[Start DATASET CONTENT]
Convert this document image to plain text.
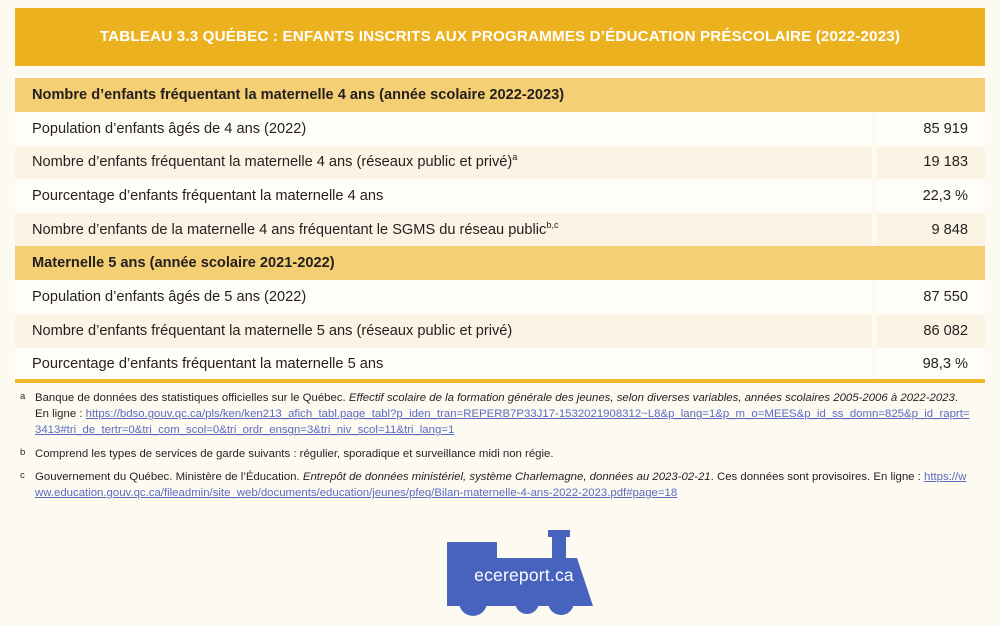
TABLEAU 3.3 QUÉBEC : ENFANTS INSCRITS AUX PROGRAMMES D’ÉDUCATION PRÉSCOLAIRE (2022-2023)
Nombre d’enfants fréquentant la maternelle 4 ans (année scolaire 2022-2023)
Population d’enfants âgés de 4 ans (2022)	85 919
Nombre d’enfants fréquentant la maternelle 4 ans (réseaux public et privé)$^a$	19 183
Pourcentage d’enfants fréquentant la maternelle 4 ans	22,3 %
Nombre d’enfants de la maternelle 4 ans fréquentant le SGMS du réseau public$^{b,c}$	9 848
Maternelle 5 ans (année scolaire 2021-2022)
Population d’enfants âgés de 5 ans (2022)	87 550
Nombre d’enfants fréquentant la maternelle 5 ans (réseaux public et privé)	86 082
Pourcentage d’enfants fréquentant la maternelle 5 ans	98,3 %
a Banque de données des statistiques officielles sur le Québec. Effectif scolaire de la formation générale des jeunes, selon diverses variables, années scolaires 2005-2006 à 2022-2023. En ligne : https://bdso.gouv.qc.ca/pls/ken/ken213_afich_tabl.page_tabl?p_iden_tran=REPERB7P33J17-1532021908312~L8&p_lang=1&p_m_o=MEES&p_id_ss_domn=825&p_id_raprt=3413#tri_de_tertr=0&tri_com_scol=0&tri_ordr_ensgn=3&tri_niv_scol=11&tri_lang=1
b Comprend les types de services de garde suivants : régulier, sporadique et surveillance midi non régie.
c Gouvernement du Québec. Ministère de l’Éducation. Entrepôt de données ministériel, système Charlemagne, données au 2023-02-21. Ces données sont provisoires. En ligne : https://www.education.gouv.qc.ca/fileadmin/site_web/documents/education/jeunes/pfeq/Bilan-maternelle-4-ans-2022-2023.pdf#page=18
ecereport.ca
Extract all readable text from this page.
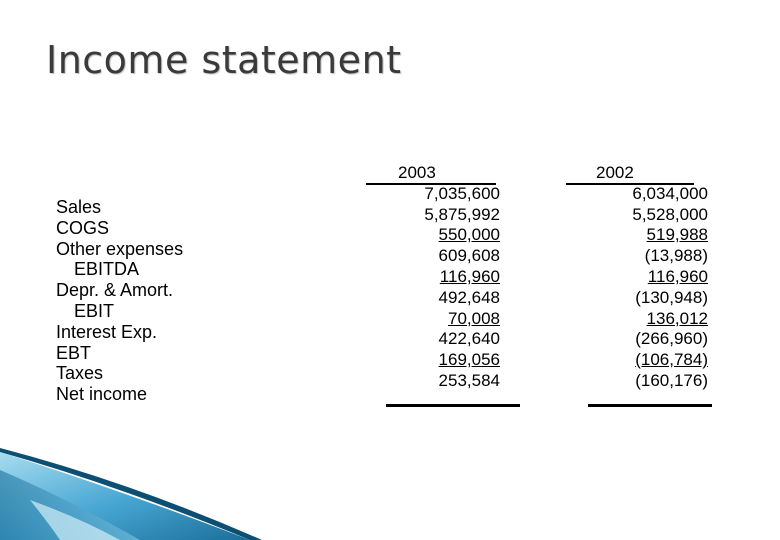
Income statement
Sales
COGS
Other expenses
EBITDA
Depr. & Amort.
EBIT
Interest Exp.
EBT
Taxes
Net income
2003
7,035,600
5,875,992
550,000
609,608
116,960
492,648
70,008
422,640
169,056
253,584
2002
6,034,000
5,528,000
519,988
(13,988)
116,960
(130,948)
136,012
(266,960)
(106,784)
(160,176)
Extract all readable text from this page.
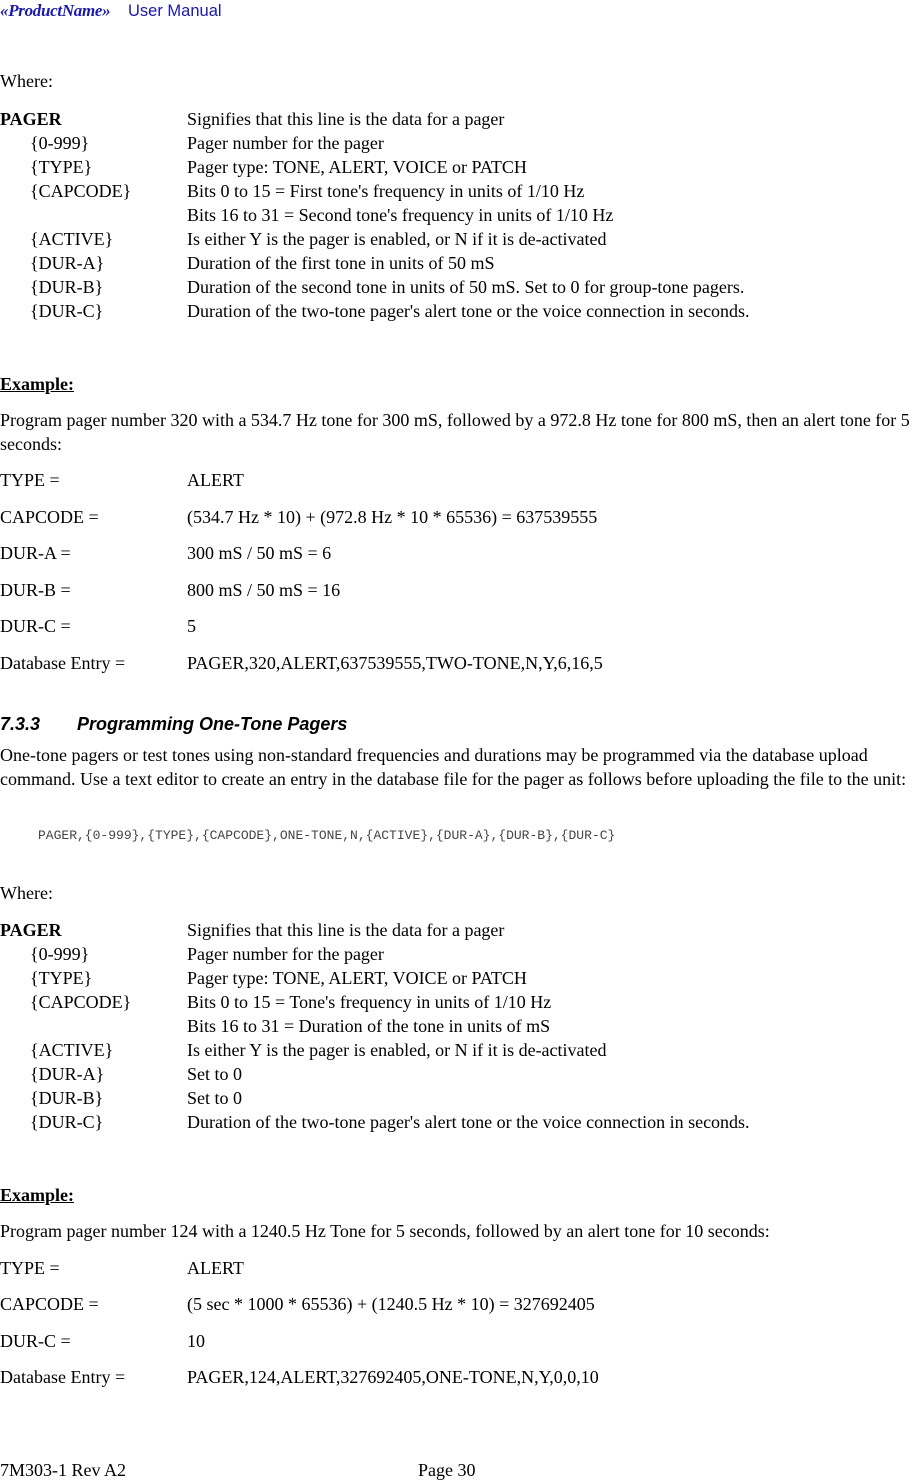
«ProductName» User Manual
Where:
PAGER	Signifies that this line is the data for a pager
{0-999}	Pager number for the pager
{TYPE}	Pager type: TONE, ALERT, VOICE or PATCH
{CAPCODE}	Bits 0 to 15 = First tone's frequency in units of 1/10 Hz
Bits 16 to 31 = Second tone's frequency in units of 1/10 Hz
{ACTIVE}	Is either Y is the pager is enabled, or N if it is de-activated
{DUR-A}	Duration of the first tone in units of 50 mS
{DUR-B}	Duration of the second tone in units of 50 mS. Set to 0 for group-tone pagers.
{DUR-C}	Duration of the two-tone pager's alert tone or the voice connection in seconds.
Example:
Program pager number 320 with a 534.7 Hz tone for 300 mS, followed by a 972.8 Hz tone for 800 mS, then an alert tone for 5 seconds:
TYPE =	ALERT
CAPCODE =	(534.7 Hz * 10) + (972.8 Hz * 10 * 65536) = 637539555
DUR-A =	300 mS / 50 mS = 6
DUR-B =	800 mS / 50 mS = 16
DUR-C =	5
Database Entry =	PAGER,320,ALERT,637539555,TWO-TONE,N,Y,6,16,5
7.3.3 Programming One-Tone Pagers
One-tone pagers or test tones using non-standard frequencies and durations may be programmed via the database upload command. Use a text editor to create an entry in the database file for the pager as follows before uploading the file to the unit:
PAGER,{0-999},{TYPE},{CAPCODE},ONE-TONE,N,{ACTIVE},{DUR-A},{DUR-B},{DUR-C}
Where:
PAGER	Signifies that this line is the data for a pager
{0-999}	Pager number for the pager
{TYPE}	Pager type: TONE, ALERT, VOICE or PATCH
{CAPCODE}	Bits 0 to 15 = Tone's frequency in units of 1/10 Hz
Bits 16 to 31 = Duration of the tone in units of mS
{ACTIVE}	Is either Y is the pager is enabled, or N if it is de-activated
{DUR-A}	Set to 0
{DUR-B}	Set to 0
{DUR-C}	Duration of the two-tone pager's alert tone or the voice connection in seconds.
Example:
Program pager number 124 with a 1240.5 Hz Tone for 5 seconds, followed by an alert tone for 10 seconds:
TYPE =	ALERT
CAPCODE =	(5 sec * 1000 * 65536) + (1240.5 Hz * 10) = 327692405
DUR-C =	10
Database Entry =	PAGER,124,ALERT,327692405,ONE-TONE,N,Y,0,0,10
7M303-1 Rev A2	Page 30
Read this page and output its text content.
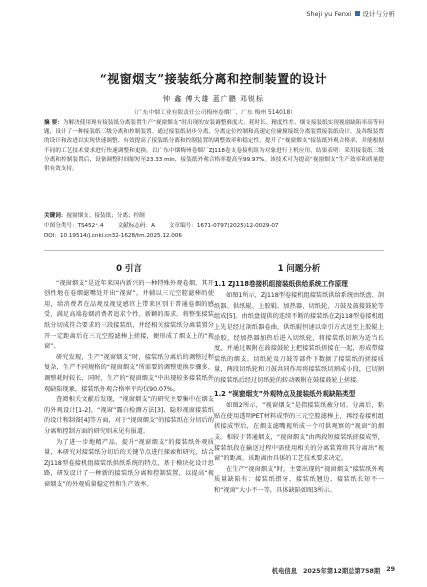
Sheji yu Fenxi 设计与分析
“视窗烟支”接装纸分离和控制装置的设计
钟 鑫 傅大雄 蓝广鹏 邓锐标
（广东中烟工业有限责任公司梅州卷烟厂，广东 梅州 514018）
摘 要：为解决使用现有接装纸分离装置生产“视窗烟支”时出现的安装调整难度大、耗时长、精度性差、烟支接装纸实现视窗缺陷率高等问题，设计了一种接装纸三级分离和控制装置。通过接装纸初步分离，分离定位控制和高速定位碰撞接纸分离装置接装纸设计，及各级装置的设计和改进以实现快速调整、有效提高了接装纸分离和控制装置的调整效率和稳定性，提升了“视窗烟支”接装纸外观合格率，并能根据不同的工艺技术要求进行快速调整和更换。以广东中烟梅州卷烟厂ZJ118卷支卷接机组为对象进行上机应用，结果表明：采用接装纸三级分离和控制装置后，设备调整时间缩短至23.33 min，接装纸外观合格率提高至99.97%。该技术可为提高“视窗烟支”生产效率和质量提供有效支持。
关键词：视窗烟支；接装纸；分离；控制
中图分类号：TS452⁺.4	文献标志码：A	文章编号：1671-0797(2025)12-0029-07
DOI：10.19514/j.cnki.cn32-1628/tm.2025.12.006
0 引言

“视窗烟支”是近年来国内新兴的一种特殊外观卷烟，其开创性地在卷烟滤嘴处开出“视窗”，并辅以三元空腔滤棒的使用，给消费者在品观及视觉感官上带来区别于普通卷烟的感受，满足高端卷烟消费者追求个性、新颖的需求。将整张接装纸分切成符合要求的三段接装纸，并经相关接装纸分离装置分开一定距离后在三元空腔滤棒上搓接，便形成了烟支上的“视窗”。

研究发现，生产“视窗烟支”时，接装纸分离后的调整过程复杂，生产不同规格的“视窗烟支”所需要的调整更换步骤多、调整耗时较长，同时，生产的“视窗烟支”中出现较多接装纸外观缺陷现象，接装纸外观合格率平均仅90.07%。

查阅相关文献后发现，“视窗烟支”的研究主要集中在烟支的外观设计[1-2]、“视窗”露白检测方法[3]、隐形视窗接装纸的设计和制备[4]等方面，对于“视窗烟支”的接装纸在分切后的分离和控制方面的研究则未见有报道。

为了进一步地精产品，提升“视窗烟支”的接装纸外观质量，本研究对接装纸分切后的关键节点进行探索和研究，结合ZJ118型卷接机组接装纸供纸系统的特点，基于模块化设计思路，研发设计了一种新的接装纸分离和控制装置，以提高“视窗烟支”的外观质量稳定性和生产效率。

1 问题分析
1.1 ZJ118卷接机组接装纸供给系统工作原理

如图1所示，ZJ118型卷接机组接装纸供给系统由纸盘、剖纸器、供纸辊、上胶辊、加热器、切纸轮、刀鼓及鼓接鼓轮等组成[5]。由纸盘提供的连续不断的接装纸在ZJ118型卷接机组上先是经过剖纸器卷曲，供纸辊恒速以牵引方式送至上胶辊上涂胶，经加热器加热后进入切纸轮，将接装纸切割为适当长度，并通过吸附在鼓接鼓轮上把接装纸搓接在一起，形成带接装纸的烟支。切纸轮及刀鼓等部件下数据了接装纸的搓接质量，两段切纸轮和刀鼓共同作用将接装纸切割成小段，已切割的接装纸后经过切纸轮的转动吸附在鼓接鼓轮上搓接。

1.2 “视窗烟支”外观特点及接装纸外观缺陷类型

如图2所示，“视窗烟支”是指接装纸被分切、分离后，粘贴在使用透明PET材料成型的三元空腔滤棒上，再经卷接机组搓接成型后，在烟支滤嘴视所成一个可供观察的“视窗”的烟支。相较于普通烟支，“视窗烟支”由两段短接装纸搓接成型，接装纸段在输送过程中需使用相关的分离装置将其分离出“视窗”的距离，该距离由具体的工艺技术要求决定。

在生产“视窗烟支”时，主要出现的“视窗烟支”接装纸外观质量缺陷有：接装纸错牙、接装纸翘边、接装纸长短不一和“视窗”大小不一等，具体缺陷如图3所示。

机电信息 2025年第12期总第758期 29
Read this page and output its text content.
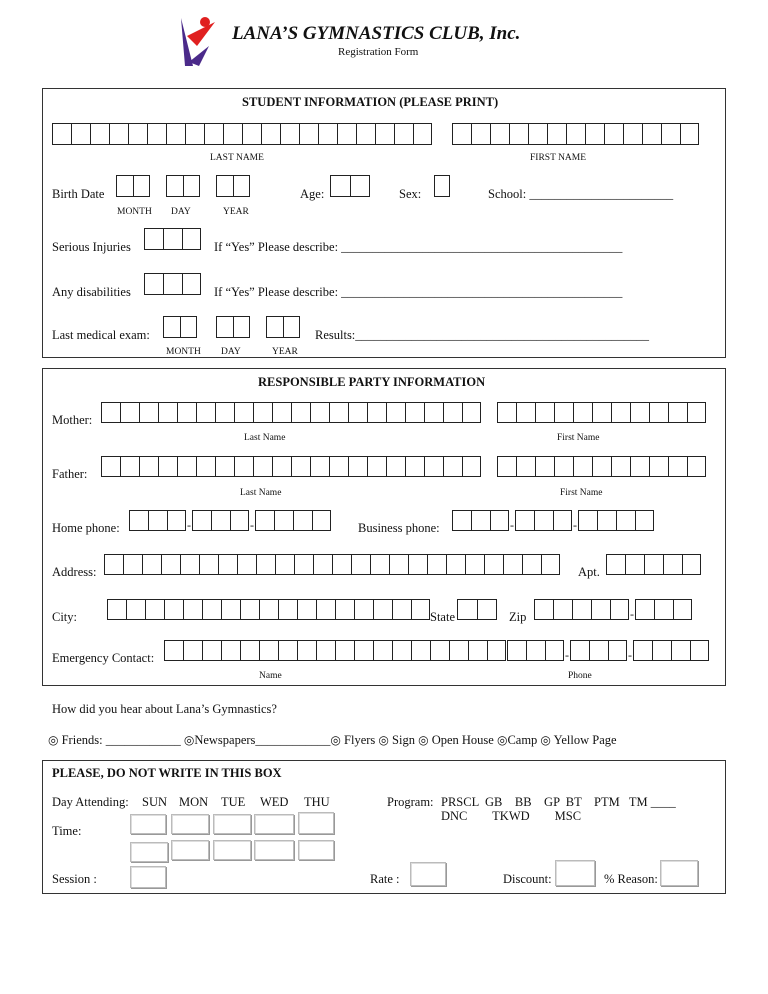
LANA’S GYMNASTICS CLUB, Inc.
Registration Form
STUDENT INFORMATION (PLEASE PRINT)
LAST NAME	FIRST NAME
Birth Date
MONTH DAY	YEAR
Age:	Sex:	School: _______________________
Serious Injuries	If “Yes” Please describe: _____________________________________________
Any disabilities	If “Yes” Please describe: _____________________________________________
Last medical exam:	Results:_______________________________________________
MONTH DAY	YEAR
RESPONSIBLE PARTY INFORMATION
Mother:
Last Name	First Name
Father:
Last Name	First Name
Home phone:	-	-	Business phone:	-	-
Address:	Apt.
City:	State	Zip	-
Emergency Contact:	-	-
Name	Phone
How did you hear about Lana’s Gymnastics?
◎ Friends: ____________ ◎Newspapers____________◎ Flyers ◎ Sign ◎ Open House ◎Camp ◎ Yellow Page
PLEASE, DO NOT WRITE IN THIS BOX
Day Attending: SUN MON TUE WED THU	Program: PRSCL  GB    BB    GP  BT    PTM   TM ____
DNC        TKWD        MSC
Time:
Session :	Rate :	Discount:	% Reason:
[End DATASET CONTENT]
**AIM OF THE TASK:**
Out of the preceding entries, pull every line containing the string "number".

**FINAL RESULT:**
{0-999}	Pager number for the pager
Program pager number 320 with a 534.7 Hz tone for 300 mS, followed by a 972.8 Hz tone for 800 mS, then an alert tone for 5 seconds:
{0-999}	Pager number for the pager
Program pager number 124 with a 1240.5 Hz Tone for 5 seconds, followed by an alert tone for 10 seconds:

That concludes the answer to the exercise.